##### DATA SHOWN

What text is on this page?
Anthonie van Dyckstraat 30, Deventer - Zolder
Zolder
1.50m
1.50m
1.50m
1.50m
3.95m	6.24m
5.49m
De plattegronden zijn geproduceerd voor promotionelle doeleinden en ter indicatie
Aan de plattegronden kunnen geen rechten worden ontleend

##########

Your task is to repeat the data exactly; please include every line.

What text is on this page?
Anthonie van Dyckstraat 30, Deventer - Zolder
Zolder
1.50m
1.50m
1.50m
1.50m
3.95m	6.24m
5.49m
De plattegronden zijn geproduceerd voor promotionelle doeleinden en ter indicatie
Aan de plattegronden kunnen geen rechten worden ontleend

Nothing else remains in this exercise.